__Record list__:

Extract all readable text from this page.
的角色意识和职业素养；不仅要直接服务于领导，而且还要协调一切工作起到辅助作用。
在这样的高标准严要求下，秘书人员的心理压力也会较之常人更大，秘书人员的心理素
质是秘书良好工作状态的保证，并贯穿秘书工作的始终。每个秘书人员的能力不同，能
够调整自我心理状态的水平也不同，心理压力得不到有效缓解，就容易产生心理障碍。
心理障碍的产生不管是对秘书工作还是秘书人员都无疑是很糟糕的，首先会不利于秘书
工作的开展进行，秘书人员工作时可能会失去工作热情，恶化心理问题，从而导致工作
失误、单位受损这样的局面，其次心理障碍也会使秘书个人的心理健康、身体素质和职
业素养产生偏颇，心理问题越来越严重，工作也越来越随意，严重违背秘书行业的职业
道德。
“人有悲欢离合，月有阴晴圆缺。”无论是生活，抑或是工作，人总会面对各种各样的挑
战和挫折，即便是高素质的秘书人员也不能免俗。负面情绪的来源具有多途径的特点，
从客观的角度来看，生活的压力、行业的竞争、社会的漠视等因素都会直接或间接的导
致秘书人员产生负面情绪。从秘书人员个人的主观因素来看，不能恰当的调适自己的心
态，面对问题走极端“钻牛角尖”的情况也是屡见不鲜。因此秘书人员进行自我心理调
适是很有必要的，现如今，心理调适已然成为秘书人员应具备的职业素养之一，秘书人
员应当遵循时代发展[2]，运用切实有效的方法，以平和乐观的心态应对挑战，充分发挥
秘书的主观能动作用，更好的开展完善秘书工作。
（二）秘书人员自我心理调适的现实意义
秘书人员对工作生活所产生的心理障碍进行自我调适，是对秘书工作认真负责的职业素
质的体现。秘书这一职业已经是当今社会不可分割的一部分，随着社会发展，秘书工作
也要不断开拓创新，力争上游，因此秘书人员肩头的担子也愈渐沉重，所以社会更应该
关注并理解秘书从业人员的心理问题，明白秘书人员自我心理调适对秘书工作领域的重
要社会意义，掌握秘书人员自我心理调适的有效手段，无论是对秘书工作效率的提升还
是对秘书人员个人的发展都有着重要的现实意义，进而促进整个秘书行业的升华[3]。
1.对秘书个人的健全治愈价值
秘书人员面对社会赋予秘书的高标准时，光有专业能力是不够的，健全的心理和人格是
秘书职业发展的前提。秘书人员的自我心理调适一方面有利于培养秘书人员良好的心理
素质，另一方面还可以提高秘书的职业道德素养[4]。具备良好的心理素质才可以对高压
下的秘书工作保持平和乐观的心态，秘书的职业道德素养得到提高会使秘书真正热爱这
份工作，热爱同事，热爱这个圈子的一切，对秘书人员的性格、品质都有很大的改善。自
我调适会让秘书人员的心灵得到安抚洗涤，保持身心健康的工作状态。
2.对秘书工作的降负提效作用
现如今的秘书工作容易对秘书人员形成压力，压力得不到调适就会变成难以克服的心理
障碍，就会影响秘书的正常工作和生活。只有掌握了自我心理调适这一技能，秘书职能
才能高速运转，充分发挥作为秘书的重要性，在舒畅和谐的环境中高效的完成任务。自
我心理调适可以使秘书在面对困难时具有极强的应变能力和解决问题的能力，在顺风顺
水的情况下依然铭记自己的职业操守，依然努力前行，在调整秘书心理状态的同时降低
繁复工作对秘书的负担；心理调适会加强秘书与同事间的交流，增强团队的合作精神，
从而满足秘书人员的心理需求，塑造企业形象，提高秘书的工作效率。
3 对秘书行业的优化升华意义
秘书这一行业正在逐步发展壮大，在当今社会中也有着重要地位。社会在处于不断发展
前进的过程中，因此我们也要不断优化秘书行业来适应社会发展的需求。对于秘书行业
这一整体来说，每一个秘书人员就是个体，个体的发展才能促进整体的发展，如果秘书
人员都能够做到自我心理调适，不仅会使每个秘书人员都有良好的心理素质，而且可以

__Objective__: Repeat the records above exactly as they appear.

__Answer to this exercise__:
Extract all readable text from this page.
的角色意识和职业素养；不仅要直接服务于领导，而且还要协调一切工作起到辅助作用。
在这样的高标准严要求下，秘书人员的心理压力也会较之常人更大，秘书人员的心理素
质是秘书良好工作状态的保证，并贯穿秘书工作的始终。每个秘书人员的能力不同，能
够调整自我心理状态的水平也不同，心理压力得不到有效缓解，就容易产生心理障碍。
心理障碍的产生不管是对秘书工作还是秘书人员都无疑是很糟糕的，首先会不利于秘书
工作的开展进行，秘书人员工作时可能会失去工作热情，恶化心理问题，从而导致工作
失误、单位受损这样的局面，其次心理障碍也会使秘书个人的心理健康、身体素质和职
业素养产生偏颇，心理问题越来越严重，工作也越来越随意，严重违背秘书行业的职业
道德。
“人有悲欢离合，月有阴晴圆缺。”无论是生活，抑或是工作，人总会面对各种各样的挑
战和挫折，即便是高素质的秘书人员也不能免俗。负面情绪的来源具有多途径的特点，
从客观的角度来看，生活的压力、行业的竞争、社会的漠视等因素都会直接或间接的导
致秘书人员产生负面情绪。从秘书人员个人的主观因素来看，不能恰当的调适自己的心
态，面对问题走极端“钻牛角尖”的情况也是屡见不鲜。因此秘书人员进行自我心理调
适是很有必要的，现如今，心理调适已然成为秘书人员应具备的职业素养之一，秘书人
员应当遵循时代发展[2]，运用切实有效的方法，以平和乐观的心态应对挑战，充分发挥
秘书的主观能动作用，更好的开展完善秘书工作。
（二）秘书人员自我心理调适的现实意义
秘书人员对工作生活所产生的心理障碍进行自我调适，是对秘书工作认真负责的职业素
质的体现。秘书这一职业已经是当今社会不可分割的一部分，随着社会发展，秘书工作
也要不断开拓创新，力争上游，因此秘书人员肩头的担子也愈渐沉重，所以社会更应该
关注并理解秘书从业人员的心理问题，明白秘书人员自我心理调适对秘书工作领域的重
要社会意义，掌握秘书人员自我心理调适的有效手段，无论是对秘书工作效率的提升还
是对秘书人员个人的发展都有着重要的现实意义，进而促进整个秘书行业的升华[3]。
1.对秘书个人的健全治愈价值
秘书人员面对社会赋予秘书的高标准时，光有专业能力是不够的，健全的心理和人格是
秘书职业发展的前提。秘书人员的自我心理调适一方面有利于培养秘书人员良好的心理
素质，另一方面还可以提高秘书的职业道德素养[4]。具备良好的心理素质才可以对高压
下的秘书工作保持平和乐观的心态，秘书的职业道德素养得到提高会使秘书真正热爱这
份工作，热爱同事，热爱这个圈子的一切，对秘书人员的性格、品质都有很大的改善。自
我调适会让秘书人员的心灵得到安抚洗涤，保持身心健康的工作状态。
2.对秘书工作的降负提效作用
现如今的秘书工作容易对秘书人员形成压力，压力得不到调适就会变成难以克服的心理
障碍，就会影响秘书的正常工作和生活。只有掌握了自我心理调适这一技能，秘书职能
才能高速运转，充分发挥作为秘书的重要性，在舒畅和谐的环境中高效的完成任务。自
我心理调适可以使秘书在面对困难时具有极强的应变能力和解决问题的能力，在顺风顺
水的情况下依然铭记自己的职业操守，依然努力前行，在调整秘书心理状态的同时降低
繁复工作对秘书的负担；心理调适会加强秘书与同事间的交流，增强团队的合作精神，
从而满足秘书人员的心理需求，塑造企业形象，提高秘书的工作效率。
3 对秘书行业的优化升华意义
秘书这一行业正在逐步发展壮大，在当今社会中也有着重要地位。社会在处于不断发展
前进的过程中，因此我们也要不断优化秘书行业来适应社会发展的需求。对于秘书行业
这一整体来说，每一个秘书人员就是个体，个体的发展才能促进整体的发展，如果秘书
人员都能够做到自我心理调适，不仅会使每个秘书人员都有良好的心理素质，而且可以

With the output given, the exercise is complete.